------ Stored rows ------

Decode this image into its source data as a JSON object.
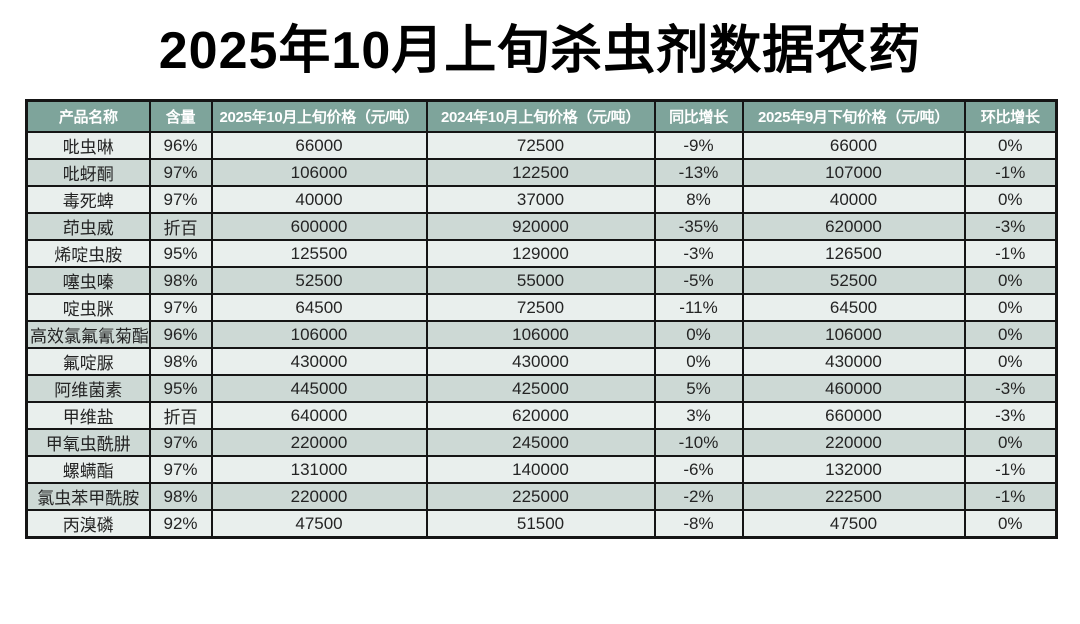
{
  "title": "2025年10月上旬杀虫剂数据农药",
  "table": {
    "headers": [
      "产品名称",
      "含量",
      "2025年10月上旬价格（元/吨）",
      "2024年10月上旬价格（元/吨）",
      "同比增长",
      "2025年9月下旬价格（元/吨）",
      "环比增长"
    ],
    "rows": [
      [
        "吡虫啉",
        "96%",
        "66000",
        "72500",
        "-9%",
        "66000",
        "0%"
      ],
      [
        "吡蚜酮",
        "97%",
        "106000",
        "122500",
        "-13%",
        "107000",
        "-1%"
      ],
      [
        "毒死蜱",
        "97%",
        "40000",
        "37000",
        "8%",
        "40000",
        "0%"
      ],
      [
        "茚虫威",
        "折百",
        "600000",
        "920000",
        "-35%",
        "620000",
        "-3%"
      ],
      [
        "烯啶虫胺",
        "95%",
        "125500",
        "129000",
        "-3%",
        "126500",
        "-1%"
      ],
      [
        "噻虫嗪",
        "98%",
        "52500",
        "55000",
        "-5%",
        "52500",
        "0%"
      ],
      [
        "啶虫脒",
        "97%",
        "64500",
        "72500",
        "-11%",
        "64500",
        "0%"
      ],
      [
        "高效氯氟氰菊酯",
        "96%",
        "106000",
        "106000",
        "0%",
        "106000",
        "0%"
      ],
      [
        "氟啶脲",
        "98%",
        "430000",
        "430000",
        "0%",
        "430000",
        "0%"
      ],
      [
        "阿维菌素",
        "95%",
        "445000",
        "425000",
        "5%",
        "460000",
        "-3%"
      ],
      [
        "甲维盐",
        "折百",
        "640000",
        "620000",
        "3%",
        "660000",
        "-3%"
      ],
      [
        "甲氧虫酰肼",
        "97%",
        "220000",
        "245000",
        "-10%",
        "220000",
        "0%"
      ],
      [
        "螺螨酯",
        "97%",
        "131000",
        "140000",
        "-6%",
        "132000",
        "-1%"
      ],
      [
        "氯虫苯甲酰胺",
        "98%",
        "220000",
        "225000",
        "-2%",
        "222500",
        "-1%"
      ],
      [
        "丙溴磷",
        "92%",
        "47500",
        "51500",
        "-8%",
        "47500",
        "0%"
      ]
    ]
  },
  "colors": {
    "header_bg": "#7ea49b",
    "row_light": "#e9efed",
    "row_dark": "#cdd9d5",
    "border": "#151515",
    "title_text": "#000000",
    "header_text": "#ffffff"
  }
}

------
------ Stored rows ------

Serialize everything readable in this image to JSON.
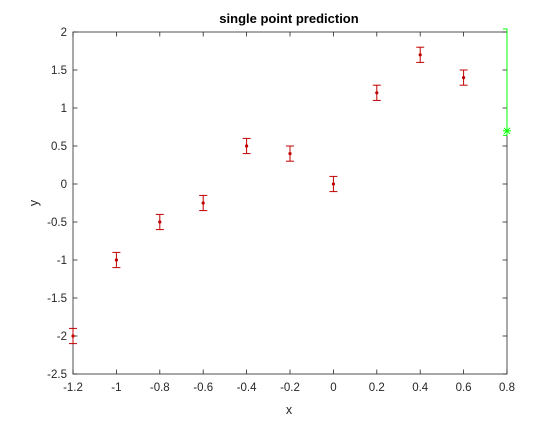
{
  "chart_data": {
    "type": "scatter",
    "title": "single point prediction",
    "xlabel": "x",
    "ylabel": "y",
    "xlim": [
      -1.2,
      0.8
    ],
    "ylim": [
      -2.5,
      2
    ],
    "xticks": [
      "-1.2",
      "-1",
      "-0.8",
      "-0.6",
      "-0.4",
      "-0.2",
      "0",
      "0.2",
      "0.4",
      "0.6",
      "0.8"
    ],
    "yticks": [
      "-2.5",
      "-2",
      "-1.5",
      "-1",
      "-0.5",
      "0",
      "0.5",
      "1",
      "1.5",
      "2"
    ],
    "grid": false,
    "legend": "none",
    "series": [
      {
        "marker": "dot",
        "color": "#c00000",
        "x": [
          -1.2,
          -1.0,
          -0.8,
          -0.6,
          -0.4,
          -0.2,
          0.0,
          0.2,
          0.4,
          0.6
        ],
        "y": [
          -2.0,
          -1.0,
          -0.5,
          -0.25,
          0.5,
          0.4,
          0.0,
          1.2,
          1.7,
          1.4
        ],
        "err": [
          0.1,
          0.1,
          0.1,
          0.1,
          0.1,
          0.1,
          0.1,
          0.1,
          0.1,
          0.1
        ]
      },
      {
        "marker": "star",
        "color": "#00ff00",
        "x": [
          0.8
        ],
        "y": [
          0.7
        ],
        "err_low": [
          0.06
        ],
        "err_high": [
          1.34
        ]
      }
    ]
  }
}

------
------ Stored rows ------

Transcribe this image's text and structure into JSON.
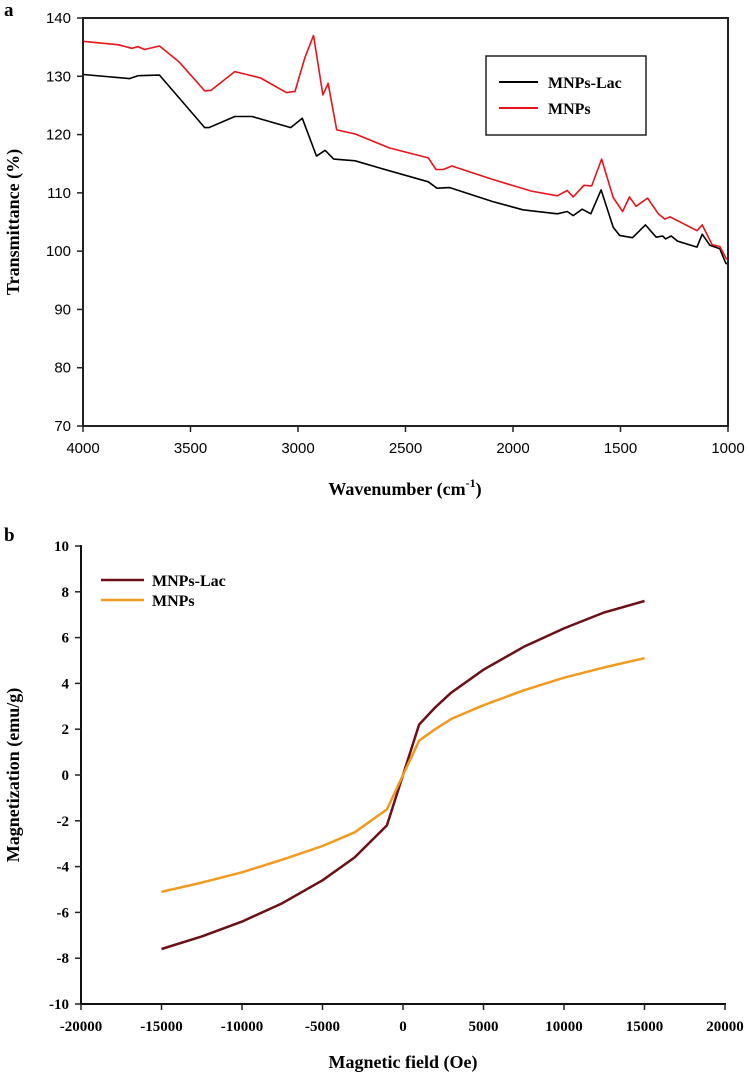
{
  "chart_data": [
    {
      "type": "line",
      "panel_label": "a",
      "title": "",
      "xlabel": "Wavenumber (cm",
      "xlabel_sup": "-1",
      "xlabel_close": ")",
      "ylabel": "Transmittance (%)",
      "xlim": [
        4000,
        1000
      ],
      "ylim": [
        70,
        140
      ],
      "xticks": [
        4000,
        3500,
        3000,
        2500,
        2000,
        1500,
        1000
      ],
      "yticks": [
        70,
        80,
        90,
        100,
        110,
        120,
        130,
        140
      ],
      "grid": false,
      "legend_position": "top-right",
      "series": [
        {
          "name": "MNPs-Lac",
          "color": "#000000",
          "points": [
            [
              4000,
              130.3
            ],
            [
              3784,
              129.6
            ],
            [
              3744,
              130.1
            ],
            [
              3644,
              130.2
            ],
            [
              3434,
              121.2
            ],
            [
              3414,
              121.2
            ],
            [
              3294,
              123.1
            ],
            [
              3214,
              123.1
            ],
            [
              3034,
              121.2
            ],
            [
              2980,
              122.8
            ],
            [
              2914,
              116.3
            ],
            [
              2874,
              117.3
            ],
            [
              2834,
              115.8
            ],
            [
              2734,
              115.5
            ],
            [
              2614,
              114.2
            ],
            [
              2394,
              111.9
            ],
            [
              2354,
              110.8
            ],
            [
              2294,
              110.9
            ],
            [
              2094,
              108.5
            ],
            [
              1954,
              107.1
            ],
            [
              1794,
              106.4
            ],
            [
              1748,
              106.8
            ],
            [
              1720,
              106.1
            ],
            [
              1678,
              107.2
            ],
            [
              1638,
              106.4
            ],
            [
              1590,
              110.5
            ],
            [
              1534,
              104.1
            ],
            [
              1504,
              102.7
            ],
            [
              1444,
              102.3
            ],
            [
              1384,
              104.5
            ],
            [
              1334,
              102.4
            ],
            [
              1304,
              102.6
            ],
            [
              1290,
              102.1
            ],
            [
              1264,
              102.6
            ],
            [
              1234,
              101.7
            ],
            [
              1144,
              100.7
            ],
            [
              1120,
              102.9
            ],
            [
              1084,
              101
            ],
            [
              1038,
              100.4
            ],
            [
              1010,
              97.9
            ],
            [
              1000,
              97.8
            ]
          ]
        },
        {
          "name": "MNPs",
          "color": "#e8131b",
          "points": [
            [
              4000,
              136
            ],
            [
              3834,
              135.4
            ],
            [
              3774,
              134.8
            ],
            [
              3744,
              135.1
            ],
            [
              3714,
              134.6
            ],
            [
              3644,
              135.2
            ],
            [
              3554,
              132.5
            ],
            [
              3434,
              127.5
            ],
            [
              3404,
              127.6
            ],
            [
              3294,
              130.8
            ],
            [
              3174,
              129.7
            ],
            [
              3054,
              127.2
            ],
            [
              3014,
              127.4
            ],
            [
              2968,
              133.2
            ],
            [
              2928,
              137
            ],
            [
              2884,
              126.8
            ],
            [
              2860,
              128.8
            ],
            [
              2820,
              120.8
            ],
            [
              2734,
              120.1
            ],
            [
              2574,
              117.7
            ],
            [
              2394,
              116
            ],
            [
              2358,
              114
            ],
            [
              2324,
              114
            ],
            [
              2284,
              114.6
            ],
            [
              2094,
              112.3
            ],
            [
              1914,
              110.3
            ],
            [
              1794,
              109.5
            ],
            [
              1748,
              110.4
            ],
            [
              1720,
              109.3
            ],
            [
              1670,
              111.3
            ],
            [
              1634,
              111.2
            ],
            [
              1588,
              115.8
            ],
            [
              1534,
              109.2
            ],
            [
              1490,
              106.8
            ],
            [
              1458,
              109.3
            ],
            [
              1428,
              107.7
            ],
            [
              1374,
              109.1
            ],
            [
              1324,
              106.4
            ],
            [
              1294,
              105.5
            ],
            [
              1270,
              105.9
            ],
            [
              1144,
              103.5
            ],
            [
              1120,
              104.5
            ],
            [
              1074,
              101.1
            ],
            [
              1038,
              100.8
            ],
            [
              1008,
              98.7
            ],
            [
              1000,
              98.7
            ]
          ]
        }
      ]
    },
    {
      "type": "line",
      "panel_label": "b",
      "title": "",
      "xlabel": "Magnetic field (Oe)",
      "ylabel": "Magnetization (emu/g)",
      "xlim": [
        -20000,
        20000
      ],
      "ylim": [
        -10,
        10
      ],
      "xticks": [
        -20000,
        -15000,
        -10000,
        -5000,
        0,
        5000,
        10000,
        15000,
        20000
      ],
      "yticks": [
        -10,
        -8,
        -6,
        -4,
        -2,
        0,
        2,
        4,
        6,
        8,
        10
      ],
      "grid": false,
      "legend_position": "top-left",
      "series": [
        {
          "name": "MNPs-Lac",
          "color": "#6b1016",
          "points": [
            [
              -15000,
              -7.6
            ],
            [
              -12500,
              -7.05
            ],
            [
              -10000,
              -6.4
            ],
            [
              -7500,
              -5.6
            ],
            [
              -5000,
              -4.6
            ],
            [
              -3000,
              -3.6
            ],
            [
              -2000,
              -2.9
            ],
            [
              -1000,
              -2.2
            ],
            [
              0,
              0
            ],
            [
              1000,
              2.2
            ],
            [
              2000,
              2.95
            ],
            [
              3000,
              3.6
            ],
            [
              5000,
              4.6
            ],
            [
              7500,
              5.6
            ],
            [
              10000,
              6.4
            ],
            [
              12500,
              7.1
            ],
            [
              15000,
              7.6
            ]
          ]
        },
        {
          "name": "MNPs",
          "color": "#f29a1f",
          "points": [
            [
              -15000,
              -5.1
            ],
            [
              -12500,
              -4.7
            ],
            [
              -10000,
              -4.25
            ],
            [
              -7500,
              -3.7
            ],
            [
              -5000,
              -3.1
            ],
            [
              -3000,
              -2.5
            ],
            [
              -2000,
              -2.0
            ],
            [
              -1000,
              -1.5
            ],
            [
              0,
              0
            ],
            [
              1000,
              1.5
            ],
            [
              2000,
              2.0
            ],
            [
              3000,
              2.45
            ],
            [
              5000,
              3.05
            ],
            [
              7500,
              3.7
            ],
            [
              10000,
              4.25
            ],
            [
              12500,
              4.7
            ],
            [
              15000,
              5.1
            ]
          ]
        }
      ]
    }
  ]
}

------

Given instruction - Find the word "this" in the entries above and gather every line that holds it.

Task answer -
Decode this image into its source data as a JSON object.
Serialize everything readable in this image to JSON.
Transcribe this image's text and structure into JSON.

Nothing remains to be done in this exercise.